#### [Task requirements]
Drop the images; return everything else in the listing below exactly.

#### [Data records]

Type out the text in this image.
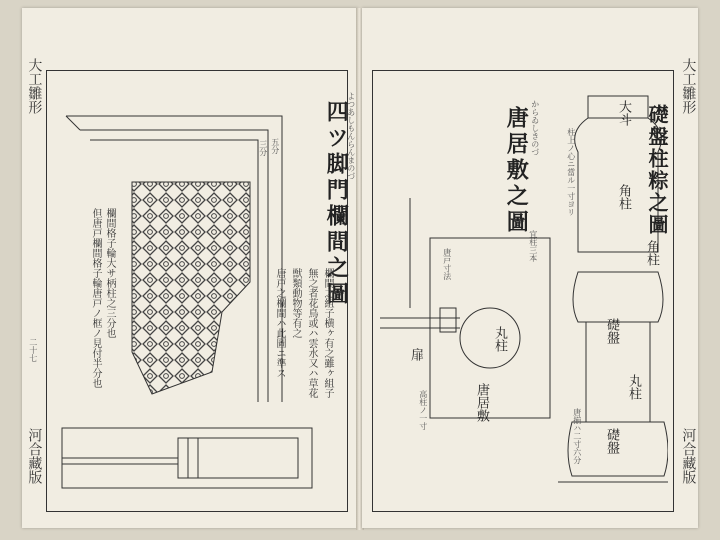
四ツ脚門欄間之圖
よつあしもんらんまのづ
五分
三分
欄間格子輪大サ柄柱之三分也
但唐戸欄間格子輪唐戸ノ框ノ見付半分也	欄間之組子横ヶ有之雖ヶ組子
無之者花鳥或ハ雲水又ハ草花
獣類動物等有之
唐戸之欄間ハ此圖ニ準ス
大工雛形
二十七
河合藏版
唐居敷之圖 からゐしきのづ
丸柱
唐居敷
扉
唐戸寸法
宜柱三本
高柱ノ一寸
大斗
角柱
角柱
礎盤
丸柱
礎盤
柱上ノ心ニ當ル一寸ヨリ
唐揃ハ二寸六分
礎盤柱粽之圖
大工雛形
河合藏版
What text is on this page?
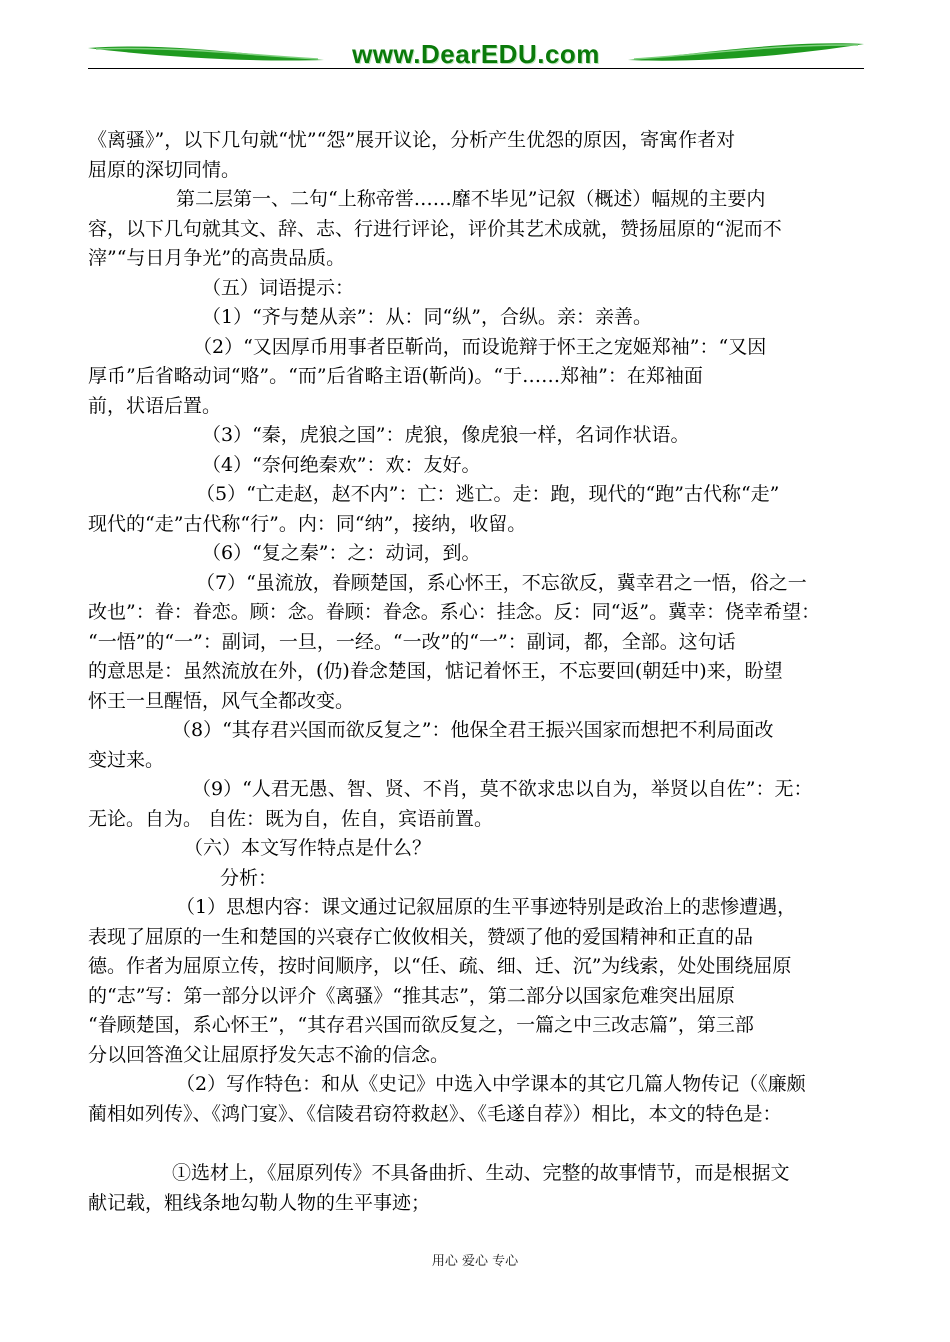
www.DearEDU.com

《离骚》”，以下几句就“忧”“怨”展开议论，分析产生优怨的原因，寄寓作者对

屈原的深切同情。

第二层第一、二句“上称帝喾……靡不毕见”记叙（概述）幅规的主要内

容，以下几句就其文、辞、志、行进行评论，评价其艺术成就，赞扬屈原的“泥而不

滓”“与日月争光”的高贵品质。

（五）词语提示：

（1）“齐与楚从亲”：从：同“纵”，合纵。亲：亲善。

（2）“又因厚币用事者臣靳尚，而设诡辩于怀王之宠姬郑袖”：“又因

厚币”后省略动词“赂”。“而”后省略主语(靳尚)。“于……郑袖”：在郑袖面

前，状语后置。

（3）“秦，虎狼之国”：虎狼，像虎狼一样，名词作状语。

（4）“奈何绝秦欢”：欢：友好。

（5）“亡走赵，赵不内”：亡：逃亡。走：跑，现代的“跑”古代称“走”

现代的“走”古代称“行”。内：同“纳”，接纳，收留。

（6）“复之秦”：之：动词，到。

（7）“虽流放，眷顾楚国，系心怀王，不忘欲反，冀幸君之一悟，俗之一

改也”：眷：眷恋。顾：念。眷顾：眷念。系心：挂念。反：同“返”。冀幸：侥幸希望：

“一悟”的“一”：副词，一旦，一经。“一改”的“一”：副词，都，全部。这句话

的意思是：虽然流放在外，(仍)眷念楚国，惦记着怀王，不忘要回(朝廷中)来，盼望

怀王一旦醒悟，风气全都改变。

（8）“其存君兴国而欲反复之”：他保全君王振兴国家而想把不利局面改

变过来。

（9）“人君无愚、智、贤、不肖，莫不欲求忠以自为，举贤以自佐”：无：

无论。自为。 自佐：既为自，佐自，宾语前置。

（六）本文写作特点是什么？

分析：

（1）思想内容：课文通过记叙屈原的生平事迹特别是政治上的悲惨遭遇，

表现了屈原的一生和楚国的兴衰存亡攸攸相关，赞颂了他的爱国精神和正直的品

德。作者为屈原立传，按时间顺序，以“任、疏、细、迁、沉”为线索，处处围绕屈原

的“志”写：第一部分以评介《离骚》“推其志”，第二部分以国家危难突出屈原

“眷顾楚国，系心怀王”，“其存君兴国而欲反复之，一篇之中三改志篇”，第三部

分以回答渔父让屈原抒发矢志不渝的信念。

（2）写作特色：和从《史记》中选入中学课本的其它几篇人物传记（《廉颇

蔺相如列传》、《鸿门宴》、《信陵君窃符救赵》、《毛遂自荐》）相比，本文的特色是：

①选材上，《屈原列传》不具备曲折、生动、完整的故事情节，而是根据文

献记载，粗线条地勾勒人物的生平事迹；

用心 爱心 专心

#### [The reply]
Type out the text in this image.
四ツ脚門欄間之圖
よつあしもんらんまのづ
五分
三分
欄間格子輪大サ柄柱之三分也
但唐戸欄間格子輪唐戸ノ框ノ見付半分也	欄間之組子横ヶ有之雖ヶ組子
無之者花鳥或ハ雲水又ハ草花
獣類動物等有之
唐戸之欄間ハ此圖ニ準ス
大工雛形
二十七
河合藏版
唐居敷之圖 からゐしきのづ
丸柱
唐居敷
扉
唐戸寸法
宜柱三本
高柱ノ一寸
大斗
角柱
角柱
礎盤
丸柱
礎盤
柱上ノ心ニ當ル一寸ヨリ
唐揃ハ二寸六分
礎盤柱粽之圖
大工雛形
河合藏版
What text is on this page?
www.DearEDU.com

《离骚》”，以下几句就“忧”“怨”展开议论，分析产生优怨的原因，寄寓作者对

屈原的深切同情。

第二层第一、二句“上称帝喾……靡不毕见”记叙（概述）幅规的主要内

容，以下几句就其文、辞、志、行进行评论，评价其艺术成就，赞扬屈原的“泥而不

滓”“与日月争光”的高贵品质。

（五）词语提示：

（1）“齐与楚从亲”：从：同“纵”，合纵。亲：亲善。

（2）“又因厚币用事者臣靳尚，而设诡辩于怀王之宠姬郑袖”：“又因

厚币”后省略动词“赂”。“而”后省略主语(靳尚)。“于……郑袖”：在郑袖面

前，状语后置。

（3）“秦，虎狼之国”：虎狼，像虎狼一样，名词作状语。

（4）“奈何绝秦欢”：欢：友好。

（5）“亡走赵，赵不内”：亡：逃亡。走：跑，现代的“跑”古代称“走”

现代的“走”古代称“行”。内：同“纳”，接纳，收留。

（6）“复之秦”：之：动词，到。

（7）“虽流放，眷顾楚国，系心怀王，不忘欲反，冀幸君之一悟，俗之一

改也”：眷：眷恋。顾：念。眷顾：眷念。系心：挂念。反：同“返”。冀幸：侥幸希望：

“一悟”的“一”：副词，一旦，一经。“一改”的“一”：副词，都，全部。这句话

的意思是：虽然流放在外，(仍)眷念楚国，惦记着怀王，不忘要回(朝廷中)来，盼望

怀王一旦醒悟，风气全都改变。

（8）“其存君兴国而欲反复之”：他保全君王振兴国家而想把不利局面改

变过来。

（9）“人君无愚、智、贤、不肖，莫不欲求忠以自为，举贤以自佐”：无：

无论。自为。 自佐：既为自，佐自，宾语前置。

（六）本文写作特点是什么？

分析：

（1）思想内容：课文通过记叙屈原的生平事迹特别是政治上的悲惨遭遇，

表现了屈原的一生和楚国的兴衰存亡攸攸相关，赞颂了他的爱国精神和正直的品

德。作者为屈原立传，按时间顺序，以“任、疏、细、迁、沉”为线索，处处围绕屈原

的“志”写：第一部分以评介《离骚》“推其志”，第二部分以国家危难突出屈原

“眷顾楚国，系心怀王”，“其存君兴国而欲反复之，一篇之中三改志篇”，第三部

分以回答渔父让屈原抒发矢志不渝的信念。

（2）写作特色：和从《史记》中选入中学课本的其它几篇人物传记（《廉颇

蔺相如列传》、《鸿门宴》、《信陵君窃符救赵》、《毛遂自荐》）相比，本文的特色是：

①选材上，《屈原列传》不具备曲折、生动、完整的故事情节，而是根据文

献记载，粗线条地勾勒人物的生平事迹；

用心 爱心 专心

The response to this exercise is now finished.